→ **Passage given**:
WHAT DO YOU THINK ABOUT IT SO FAR?
(SCOTT)>> IT'S A REALLY CLEAN PROJECT. I'M LOOKING FORWARD TO GETTING INVOLVED.
(JEREMY)>> THANKS MAN, THIS IS AN AWESOME KIT
YOU'VE GOT HERE. REALLY CLEAN, NICELY LABELED AND EVERYTHING, BUT AVERAGE GUY AT HOME, WHEN HE GETS THIS KIT, WHAT DOES IT NORMALLY TAKE, INSTALLATION TIME?
(SCOTT)>> WELL IT REALLY DEPENDS ON THE INSTALLER'S ABILITY LEVEL AND HOW COMPLEX THE BUILD IS, BUT USUALLY ABOUT A WEEKEND.

→ **Supplied information**:

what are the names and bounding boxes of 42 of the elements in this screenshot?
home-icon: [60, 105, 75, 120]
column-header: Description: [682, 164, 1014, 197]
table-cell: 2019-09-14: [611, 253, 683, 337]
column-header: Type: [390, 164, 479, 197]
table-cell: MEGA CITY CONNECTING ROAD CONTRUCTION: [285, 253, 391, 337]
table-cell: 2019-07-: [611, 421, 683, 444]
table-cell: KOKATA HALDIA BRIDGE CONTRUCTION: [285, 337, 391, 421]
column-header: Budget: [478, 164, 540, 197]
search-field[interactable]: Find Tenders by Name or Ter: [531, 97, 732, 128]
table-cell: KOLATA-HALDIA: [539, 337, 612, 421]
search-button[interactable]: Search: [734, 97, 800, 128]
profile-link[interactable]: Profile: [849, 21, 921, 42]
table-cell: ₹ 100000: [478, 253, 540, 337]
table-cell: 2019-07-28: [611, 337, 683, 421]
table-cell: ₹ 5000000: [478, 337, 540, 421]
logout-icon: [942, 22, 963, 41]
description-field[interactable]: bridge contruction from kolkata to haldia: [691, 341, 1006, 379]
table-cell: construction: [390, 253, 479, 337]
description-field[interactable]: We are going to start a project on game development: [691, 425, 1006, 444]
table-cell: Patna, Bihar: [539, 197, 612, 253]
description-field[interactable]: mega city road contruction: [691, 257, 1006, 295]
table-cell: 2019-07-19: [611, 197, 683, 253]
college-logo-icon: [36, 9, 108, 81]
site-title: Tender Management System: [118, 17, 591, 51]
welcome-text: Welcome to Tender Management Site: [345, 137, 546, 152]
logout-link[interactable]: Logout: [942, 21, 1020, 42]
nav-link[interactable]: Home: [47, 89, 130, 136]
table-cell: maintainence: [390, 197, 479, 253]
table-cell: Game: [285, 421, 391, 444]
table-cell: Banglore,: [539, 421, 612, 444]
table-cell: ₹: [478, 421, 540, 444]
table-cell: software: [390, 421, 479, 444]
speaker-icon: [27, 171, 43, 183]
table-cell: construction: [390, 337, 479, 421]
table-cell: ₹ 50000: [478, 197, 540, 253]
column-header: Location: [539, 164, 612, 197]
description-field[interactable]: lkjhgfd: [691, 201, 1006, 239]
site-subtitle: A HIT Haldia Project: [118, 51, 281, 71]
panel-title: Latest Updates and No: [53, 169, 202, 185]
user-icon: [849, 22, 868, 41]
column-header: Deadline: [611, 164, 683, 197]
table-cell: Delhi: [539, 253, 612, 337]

→ **Short exercise**: Please reproduce word for word the stretch of the kit installation transcript from "(SCOTT)>> IT'S A" through "TAKE, INSTALLATION TIME?".

→ **Result**:
(SCOTT)>> IT'S A REALLY CLEAN PROJECT. I'M LOOKING FORWARD TO GETTING INVOLVED.
(JEREMY)>> THANKS MAN, THIS IS AN AWESOME KIT
YOU'VE GOT HERE. REALLY CLEAN, NICELY LABELED AND EVERYTHING, BUT AVERAGE GUY AT HOME, WHEN HE GETS THIS KIT, WHAT DOES IT NORMALLY TAKE, INSTALLATION TIME?